- _Aim_:
Scan the listing below. Report each line that includes "内定考生".

++++++++

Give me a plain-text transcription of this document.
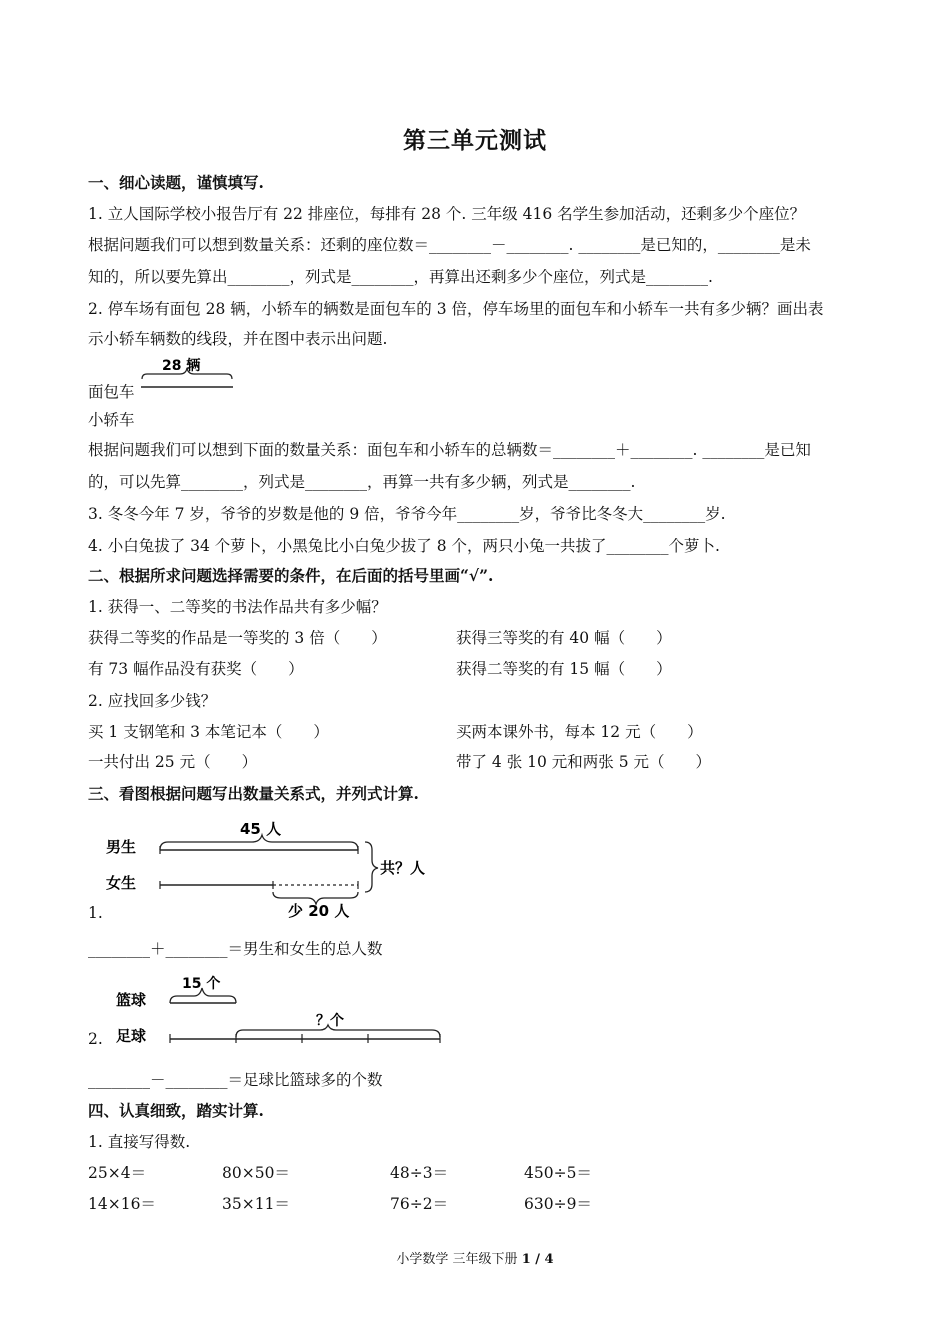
第三单元测试
一、细心读题，谨慎填写.
1. 立人国际学校小报告厅有 22 排座位，每排有 28 个. 三年级 416 名学生参加活动，还剩多少个座位？
根据问题我们可以想到数量关系：还剩的座位数＝________－________. ________是已知的，________是未
知的，所以要先算出________，列式是________，再算出还剩多少个座位，列式是________.
2. 停车场有面包 28 辆，小轿车的辆数是面包车的 3 倍，停车场里的面包车和小轿车一共有多少辆？画出表
示小轿车辆数的线段，并在图中表示出问题.
28 辆
面包车
小轿车
根据问题我们可以想到下面的数量关系：面包车和小轿车的总辆数＝________＋________. ________是已知
的，可以先算________，列式是________，再算一共有多少辆，列式是________.
3. 冬冬今年 7 岁，爷爷的岁数是他的 9 倍，爷爷今年________岁，爷爷比冬冬大________岁.
4. 小白兔拔了 34 个萝卜，小黑兔比小白兔少拔了 8 个，两只小兔一共拔了________个萝卜.
二、根据所求问题选择需要的条件，在后面的括号里画“√”.
1. 获得一、二等奖的书法作品共有多少幅？
获得二等奖的作品是一等奖的 3 倍（　　）	获得三等奖的有 40 幅（　　）
有 73 幅作品没有获奖（　　）	获得二等奖的有 15 幅（　　）
2. 应找回多少钱？
买 1 支钢笔和 3 本笔记本（　　）	买两本课外书，每本 12 元（　　）
一共付出 25 元（　　）	带了 4 张 10 元和两张 5 元（　　）
三、看图根据问题写出数量关系式，并列式计算.
45 人
男生
女生
共？人
少 20 人
1.
________＋________＝男生和女生的总人数
15 个
篮球
足球
？个
2.
________－________＝足球比篮球多的个数
四、认真细致，踏实计算.
1. 直接写得数.
25×4＝	80×50＝	48÷3＝	450÷5＝
14×16＝	35×11＝	76÷2＝	630÷9＝
小学数学 三年级下册 1 / 4
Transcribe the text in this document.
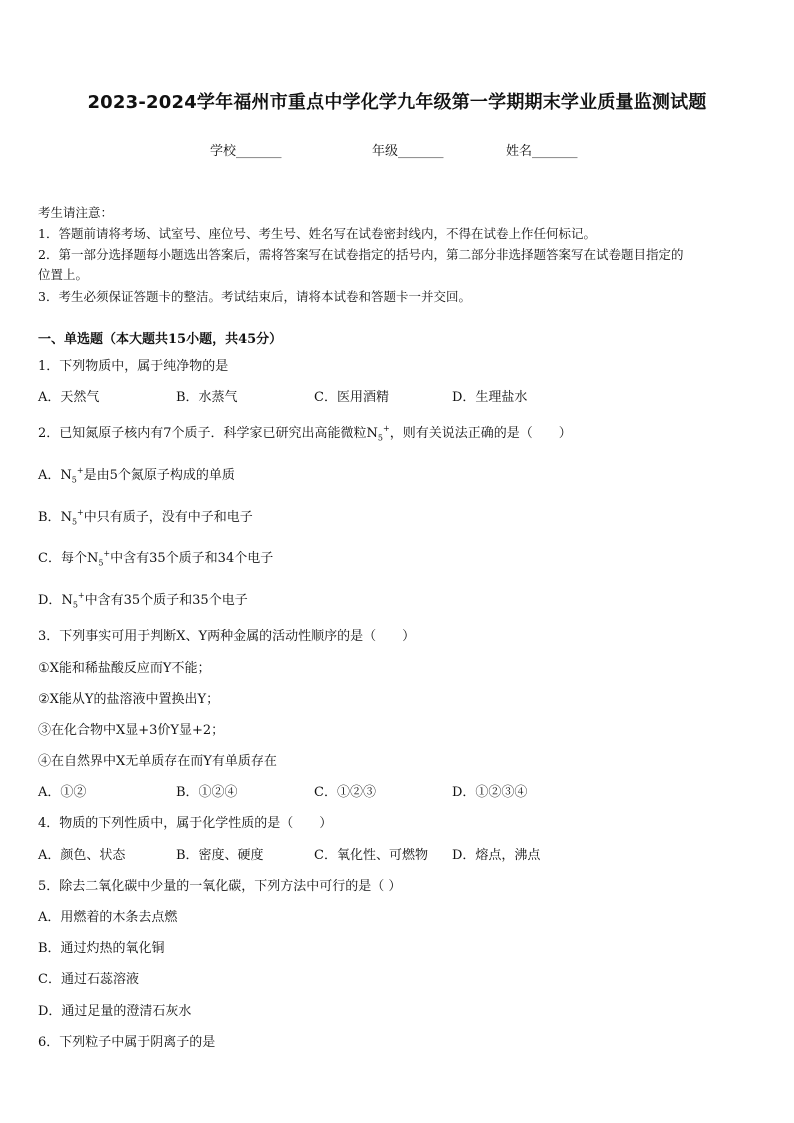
2023-2024学年福州市重点中学化学九年级第一学期期末学业质量监测试题
学校_______	年级_______	姓名_______
考生请注意：
1．答题前请将考场、试室号、座位号、考生号、姓名写在试卷密封线内，不得在试卷上作任何标记。
2．第一部分选择题每小题选出答案后，需将答案写在试卷指定的括号内，第二部分非选择题答案写在试卷题目指定的
位置上。
3．考生必须保证答题卡的整洁。考试结束后，请将本试卷和答题卡一并交回。
一、单选题（本大题共15小题，共45分）
1．下列物质中，属于纯净物的是
A．天然气	B．水蒸气	C．医用酒精	D．生理盐水
2．已知氮原子核内有7个质子．科学家已研究出高能微粒$N_5^+$，则有关说法正确的是（　　）
A．$N_5^+$是由5个氮原子构成的单质
B．$N_5^+$中只有质子，没有中子和电子
C．每个$N_5^+$中含有35个质子和34个电子
D．$N_5^+$中含有35个质子和35个电子
3．下列事实可用于判断X、Y两种金属的活动性顺序的是（　　）
①X能和稀盐酸反应而Y不能；
②X能从Y的盐溶液中置换出Y；
③在化合物中X显+3价Y显+2；
④在自然界中X无单质存在而Y有单质存在
A．①②	B．①②④	C．①②③	D．①②③④
4．物质的下列性质中，属于化学性质的是（　　）
A．颜色、状态	B．密度、硬度	C．氧化性、可燃物 D．熔点，沸点
5．除去二氧化碳中少量的一氧化碳，下列方法中可行的是（ ）
A．用燃着的木条去点燃
B．通过灼热的氧化铜
C．通过石蕊溶液
D．通过足量的澄清石灰水
6．下列粒子中属于阴离子的是
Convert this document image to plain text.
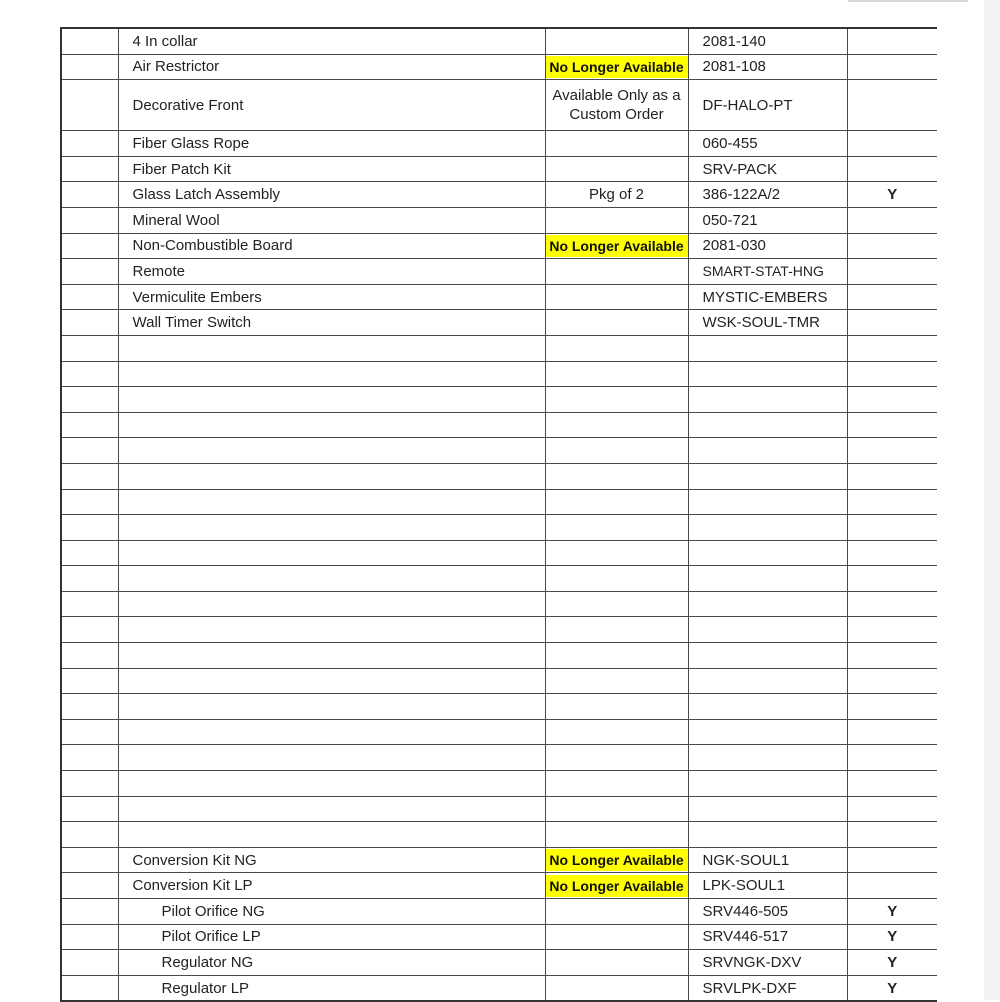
	4 In collar		2081-140	
	Air Restrictor	No Longer Available	2081-108	
	Decorative Front	Available Only as a
Custom Order	DF-HALO-PT	
	Fiber Glass Rope		060-455	
	Fiber Patch Kit		SRV-PACK	
	Glass Latch Assembly	Pkg of 2	386-122A/2	Y
	Mineral Wool		050-721	
	Non-Combustible Board	No Longer Available	2081-030	
	Remote		SMART-STAT-HNG	
	Vermiculite Embers		MYSTIC-EMBERS	
	Wall Timer Switch		WSK-SOUL-TMR	

	Conversion Kit NG	No Longer Available	NGK-SOUL1	
	Conversion Kit LP	No Longer Available	LPK-SOUL1	
	Pilot Orifice NG		SRV446-505	Y
	Pilot Orifice LP		SRV446-517	Y
	Regulator NG		SRVNGK-DXV	Y
	Regulator LP		SRVLPK-DXF	Y
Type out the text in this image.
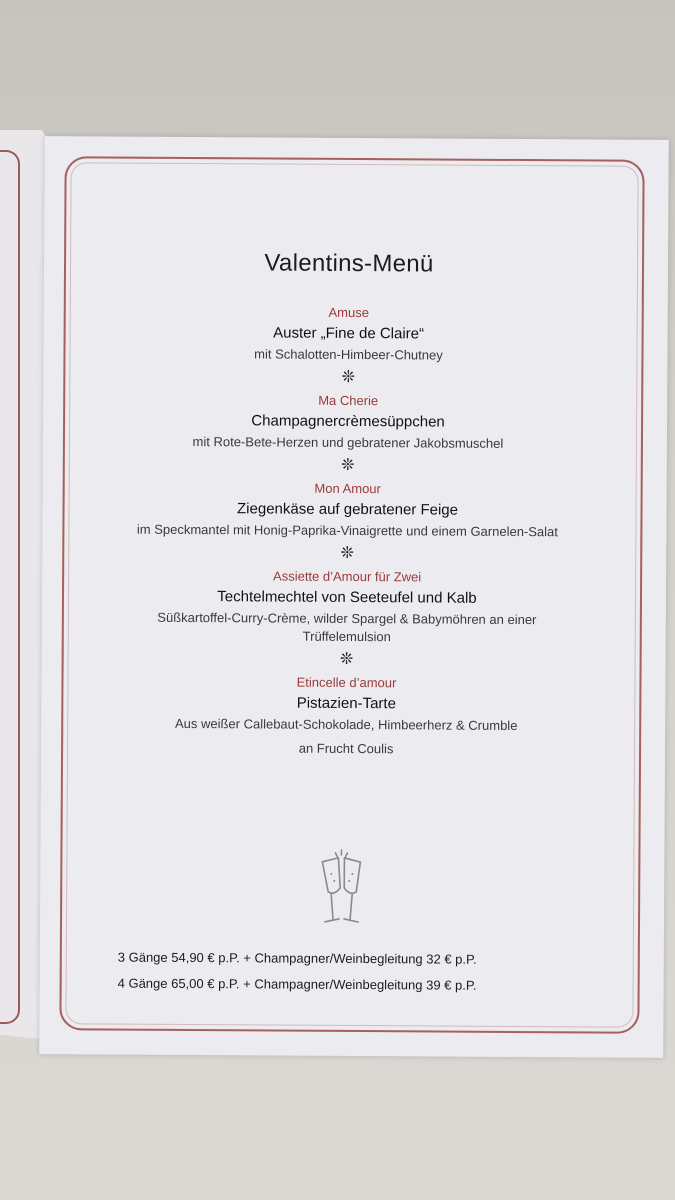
Valentins-Menü
Amuse
Auster „Fine de Claire“
mit Schalotten-Himbeer-Chutney
❊
Ma Cherie
Champagnercrèmesüppchen
mit Rote-Bete-Herzen und gebratener Jakobsmuschel
❊
Mon Amour
Ziegenkäse auf gebratener Feige
im Speckmantel mit Honig-Paprika-Vinaigrette und einem Garnelen-Salat
❊
Assiette d’Amour für Zwei
Techtelmechtel von Seeteufel und Kalb
Süßkartoffel-Curry-Crème, wilder Spargel & Babymöhren an einer Trüffelemulsion
❊
Etincelle d’amour
Pistazien-Tarte
Aus weißer Callebaut-Schokolade, Himbeerherz & Crumble
an Frucht Coulis
3 Gänge 54,90 € p.P. + Champagner/Weinbegleitung 32 € p.P.
4 Gänge 65,00 € p.P. + Champagner/Weinbegleitung 39 € p.P.
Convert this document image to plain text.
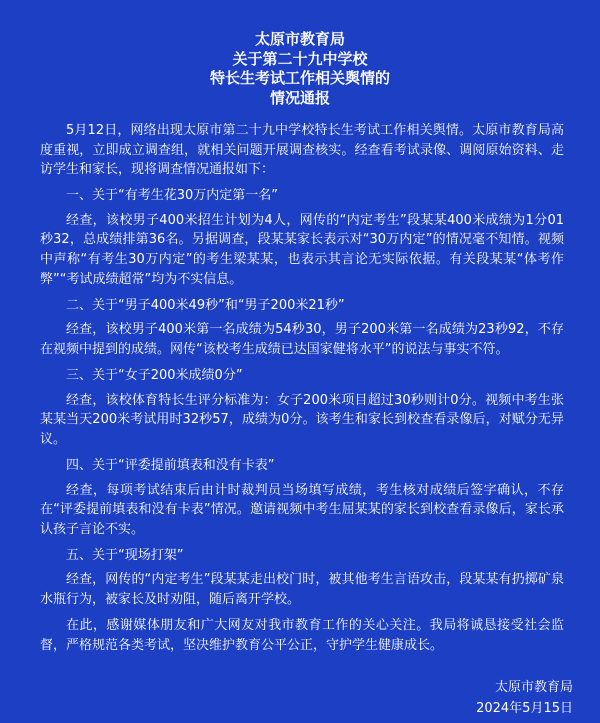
太原市教育局
关于第二十九中学校
特长生考试工作相关舆情的
情况通报

5月12日，网络出现太原市第二十九中学校特长生考试工作相关舆情。太原市教育局高度重视，立即成立调查组，就相关问题开展调查核实。经查看考试录像、调阅原始资料、走访学生和家长，现将调查情况通报如下：

一、关于“有考生花30万内定第一名”

经查，该校男子400米招生计划为4人，网传的“内定考生”段某某400米成绩为1分01秒32，总成绩排第36名。另据调查，段某某家长表示对“30万内定”的情况毫不知情。视频中声称“有考生30万内定”的考生梁某某，也表示其言论无实际依据。有关段某某“体考作弊”“考试成绩超常”均为不实信息。

二、关于“男子400米49秒”和“男子200米21秒”

经查，该校男子400米第一名成绩为54秒30，男子200米第一名成绩为23秒92，不存在视频中提到的成绩。网传“该校考生成绩已达国家健将水平”的说法与事实不符。

三、关于“女子200米成绩0分”

经查，该校体育特长生评分标准为：女子200米项目超过30秒则计0分。视频中考生张某某当天200米考试用时32秒57，成绩为0分。该考生和家长到校查看录像后，对赋分无异议。

四、关于“评委提前填表和没有卡表”

经查，每项考试结束后由计时裁判员当场填写成绩，考生核对成绩后签字确认，不存在“评委提前填表和没有卡表”情况。邀请视频中考生屈某某的家长到校查看录像后，家长承认孩子言论不实。

五、关于“现场打架”

经查，网传的“内定考生”段某某走出校门时，被其他考生言语攻击，段某某有扔掷矿泉水瓶行为，被家长及时劝阻，随后离开学校。

在此，感谢媒体朋友和广大网友对我市教育工作的关心关注。我局将诚恳接受社会监督，严格规范各类考试，坚决维护教育公平公正，守护学生健康成长。

太原市教育局
2024年5月15日
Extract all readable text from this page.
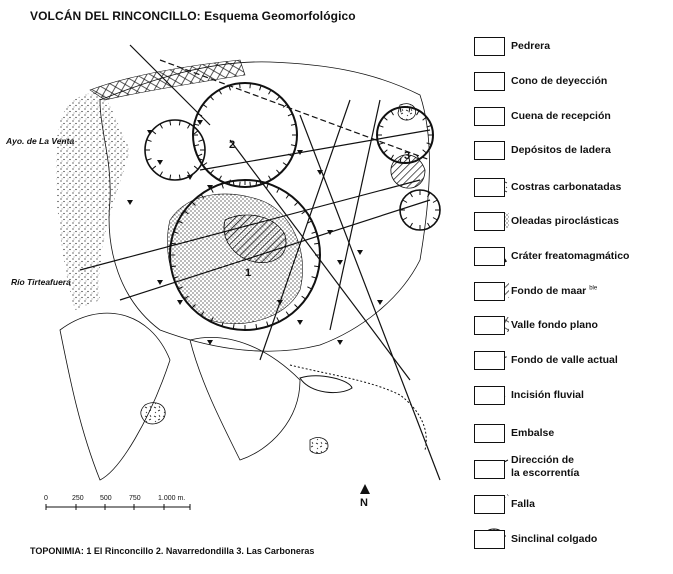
VOLCÁN DEL RINCONCILLO: Esquema Geomorfológico
Ayo. de La Venta
Río Tirteafuera
1
2
3
Pedrera
Cono de deyección
Cuena de recepción
Depósitos de ladera
Costras carbonatadas
Oleadas piroclásticas
Cráter freatomagmático
Fondo de maar $^{ble}$
Valle fondo plano
Fondo de valle actual
Incisión fluvial
Embalse
Dirección de
la escorrentía
Falla
Sinclinal colgado
0	250 500 750 1.000 m.	N
TOPONIMIA: 1 El Rinconcillo 2. Navarredondilla 3. Las Carboneras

++++++++

- _Response_:
经查，该校男子400米招生计划为4人，网传的“内定考生”段某某400米成绩为1分01秒32，总成绩排第36名。另据调查，段某某家长表示对“30万内定”的情况毫不知情。视频中声称“有考生30万内定”的考生梁某某，也表示其言论无实际依据。有关段某某“体考作弊”“考试成绩超常”均为不实信息。
经查，网传的“内定考生”段某某走出校门时，被其他考生言语攻击，段某某有扔掷矿泉水瓶行为，被家长及时劝阻，随后离开学校。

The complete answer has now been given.